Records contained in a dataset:
·····
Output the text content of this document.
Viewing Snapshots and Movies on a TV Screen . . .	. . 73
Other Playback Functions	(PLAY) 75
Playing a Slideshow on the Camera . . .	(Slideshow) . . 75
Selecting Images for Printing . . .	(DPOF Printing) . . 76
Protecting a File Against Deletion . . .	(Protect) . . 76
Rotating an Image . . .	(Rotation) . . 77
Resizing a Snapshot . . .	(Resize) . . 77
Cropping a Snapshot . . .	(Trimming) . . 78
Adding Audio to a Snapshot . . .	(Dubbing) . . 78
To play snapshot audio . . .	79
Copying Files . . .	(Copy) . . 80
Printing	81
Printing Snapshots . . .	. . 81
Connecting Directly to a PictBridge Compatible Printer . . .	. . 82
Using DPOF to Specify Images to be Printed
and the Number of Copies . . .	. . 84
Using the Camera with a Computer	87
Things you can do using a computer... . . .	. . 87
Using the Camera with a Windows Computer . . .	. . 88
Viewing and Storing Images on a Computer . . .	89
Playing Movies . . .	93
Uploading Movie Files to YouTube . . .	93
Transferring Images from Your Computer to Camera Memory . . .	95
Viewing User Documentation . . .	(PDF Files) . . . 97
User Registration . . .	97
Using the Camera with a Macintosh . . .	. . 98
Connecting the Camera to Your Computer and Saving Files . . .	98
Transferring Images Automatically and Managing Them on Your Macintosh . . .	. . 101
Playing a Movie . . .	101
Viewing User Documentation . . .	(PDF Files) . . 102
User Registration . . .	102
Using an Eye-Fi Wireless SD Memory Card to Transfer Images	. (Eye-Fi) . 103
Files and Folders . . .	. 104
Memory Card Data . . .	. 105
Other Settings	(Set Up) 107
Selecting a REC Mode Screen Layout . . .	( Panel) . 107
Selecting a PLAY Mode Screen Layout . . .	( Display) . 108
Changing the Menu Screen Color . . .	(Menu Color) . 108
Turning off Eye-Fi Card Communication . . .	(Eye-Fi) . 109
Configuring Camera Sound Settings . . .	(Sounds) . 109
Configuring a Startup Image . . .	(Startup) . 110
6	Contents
·····
In the records, locate each line holding the string "Memory" and copy it.

- _THE RESPONSE_
Transferring Images from Your Computer to Camera Memory . . .	95
Using an Eye-Fi Wireless SD Memory Card to Transfer Images	. (Eye-Fi) . 103
Memory Card Data . . .	. 105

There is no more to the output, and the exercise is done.